Reproduce all of the data exactly.

[Material provided]

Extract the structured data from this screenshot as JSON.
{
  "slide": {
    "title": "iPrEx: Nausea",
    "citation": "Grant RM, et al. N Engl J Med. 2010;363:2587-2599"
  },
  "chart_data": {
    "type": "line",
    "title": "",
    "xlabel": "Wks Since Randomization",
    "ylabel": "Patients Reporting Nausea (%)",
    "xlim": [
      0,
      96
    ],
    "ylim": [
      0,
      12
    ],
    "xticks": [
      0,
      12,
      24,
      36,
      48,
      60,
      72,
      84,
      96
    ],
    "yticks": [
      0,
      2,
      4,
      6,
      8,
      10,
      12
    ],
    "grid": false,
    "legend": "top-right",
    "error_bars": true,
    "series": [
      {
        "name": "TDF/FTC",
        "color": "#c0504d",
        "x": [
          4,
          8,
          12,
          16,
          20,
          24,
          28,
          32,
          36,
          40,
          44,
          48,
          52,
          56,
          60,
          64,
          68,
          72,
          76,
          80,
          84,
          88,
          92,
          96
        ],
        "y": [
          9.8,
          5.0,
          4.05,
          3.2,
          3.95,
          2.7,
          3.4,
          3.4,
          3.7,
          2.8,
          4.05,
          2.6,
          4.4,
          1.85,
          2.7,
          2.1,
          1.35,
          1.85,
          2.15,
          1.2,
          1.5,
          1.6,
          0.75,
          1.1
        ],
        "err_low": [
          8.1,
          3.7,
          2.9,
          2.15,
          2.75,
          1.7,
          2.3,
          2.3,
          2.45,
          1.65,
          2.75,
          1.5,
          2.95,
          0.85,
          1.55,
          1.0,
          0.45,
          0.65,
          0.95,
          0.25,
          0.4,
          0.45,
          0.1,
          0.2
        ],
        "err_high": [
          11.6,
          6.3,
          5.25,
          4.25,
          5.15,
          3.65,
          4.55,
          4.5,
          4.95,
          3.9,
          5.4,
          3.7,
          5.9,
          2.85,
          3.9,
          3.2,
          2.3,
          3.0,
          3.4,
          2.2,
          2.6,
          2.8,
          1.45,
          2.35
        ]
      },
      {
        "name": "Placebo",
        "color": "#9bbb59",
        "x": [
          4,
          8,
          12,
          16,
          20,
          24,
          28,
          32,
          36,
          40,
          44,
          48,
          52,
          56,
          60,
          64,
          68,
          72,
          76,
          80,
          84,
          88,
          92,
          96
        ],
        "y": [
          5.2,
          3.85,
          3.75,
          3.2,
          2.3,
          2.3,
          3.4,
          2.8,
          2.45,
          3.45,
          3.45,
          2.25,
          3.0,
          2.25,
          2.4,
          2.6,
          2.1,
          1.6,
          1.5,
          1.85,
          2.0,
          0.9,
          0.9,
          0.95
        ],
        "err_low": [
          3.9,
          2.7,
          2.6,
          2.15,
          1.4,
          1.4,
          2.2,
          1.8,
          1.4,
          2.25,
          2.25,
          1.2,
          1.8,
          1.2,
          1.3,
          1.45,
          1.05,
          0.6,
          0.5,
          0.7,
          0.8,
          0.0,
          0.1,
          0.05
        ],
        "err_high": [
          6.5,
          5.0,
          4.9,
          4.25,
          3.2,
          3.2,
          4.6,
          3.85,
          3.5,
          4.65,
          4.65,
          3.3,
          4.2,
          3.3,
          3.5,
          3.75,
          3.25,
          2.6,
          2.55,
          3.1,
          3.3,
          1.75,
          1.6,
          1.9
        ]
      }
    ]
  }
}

[/Material provided]

**Exercise output:**
Extract the structured data from this screenshot as JSON.
{
  "slide": {
    "title": "iPrEx: Nausea",
    "citation": "Grant RM, et al. N Engl J Med. 2010;363:2587-2599"
  },
  "chart_data": {
    "type": "line",
    "title": "",
    "xlabel": "Wks Since Randomization",
    "ylabel": "Patients Reporting Nausea (%)",
    "xlim": [
      0,
      96
    ],
    "ylim": [
      0,
      12
    ],
    "xticks": [
      0,
      12,
      24,
      36,
      48,
      60,
      72,
      84,
      96
    ],
    "yticks": [
      0,
      2,
      4,
      6,
      8,
      10,
      12
    ],
    "grid": false,
    "legend": "top-right",
    "error_bars": true,
    "series": [
      {
        "name": "TDF/FTC",
        "color": "#c0504d",
        "x": [
          4,
          8,
          12,
          16,
          20,
          24,
          28,
          32,
          36,
          40,
          44,
          48,
          52,
          56,
          60,
          64,
          68,
          72,
          76,
          80,
          84,
          88,
          92,
          96
        ],
        "y": [
          9.8,
          5.0,
          4.05,
          3.2,
          3.95,
          2.7,
          3.4,
          3.4,
          3.7,
          2.8,
          4.05,
          2.6,
          4.4,
          1.85,
          2.7,
          2.1,
          1.35,
          1.85,
          2.15,
          1.2,
          1.5,
          1.6,
          0.75,
          1.1
        ],
        "err_low": [
          8.1,
          3.7,
          2.9,
          2.15,
          2.75,
          1.7,
          2.3,
          2.3,
          2.45,
          1.65,
          2.75,
          1.5,
          2.95,
          0.85,
          1.55,
          1.0,
          0.45,
          0.65,
          0.95,
          0.25,
          0.4,
          0.45,
          0.1,
          0.2
        ],
        "err_high": [
          11.6,
          6.3,
          5.25,
          4.25,
          5.15,
          3.65,
          4.55,
          4.5,
          4.95,
          3.9,
          5.4,
          3.7,
          5.9,
          2.85,
          3.9,
          3.2,
          2.3,
          3.0,
          3.4,
          2.2,
          2.6,
          2.8,
          1.45,
          2.35
        ]
      },
      {
        "name": "Placebo",
        "color": "#9bbb59",
        "x": [
          4,
          8,
          12,
          16,
          20,
          24,
          28,
          32,
          36,
          40,
          44,
          48,
          52,
          56,
          60,
          64,
          68,
          72,
          76,
          80,
          84,
          88,
          92,
          96
        ],
        "y": [
          5.2,
          3.85,
          3.75,
          3.2,
          2.3,
          2.3,
          3.4,
          2.8,
          2.45,
          3.45,
          3.45,
          2.25,
          3.0,
          2.25,
          2.4,
          2.6,
          2.1,
          1.6,
          1.5,
          1.85,
          2.0,
          0.9,
          0.9,
          0.95
        ],
        "err_low": [
          3.9,
          2.7,
          2.6,
          2.15,
          1.4,
          1.4,
          2.2,
          1.8,
          1.4,
          2.25,
          2.25,
          1.2,
          1.8,
          1.2,
          1.3,
          1.45,
          1.05,
          0.6,
          0.5,
          0.7,
          0.8,
          0.0,
          0.1,
          0.05
        ],
        "err_high": [
          6.5,
          5.0,
          4.9,
          4.25,
          3.2,
          3.2,
          4.6,
          3.85,
          3.5,
          4.65,
          4.65,
          3.3,
          4.2,
          3.3,
          3.5,
          3.75,
          3.25,
          2.6,
          2.55,
          3.1,
          3.3,
          1.75,
          1.6,
          1.9
        ]
      }
    ]
  }
}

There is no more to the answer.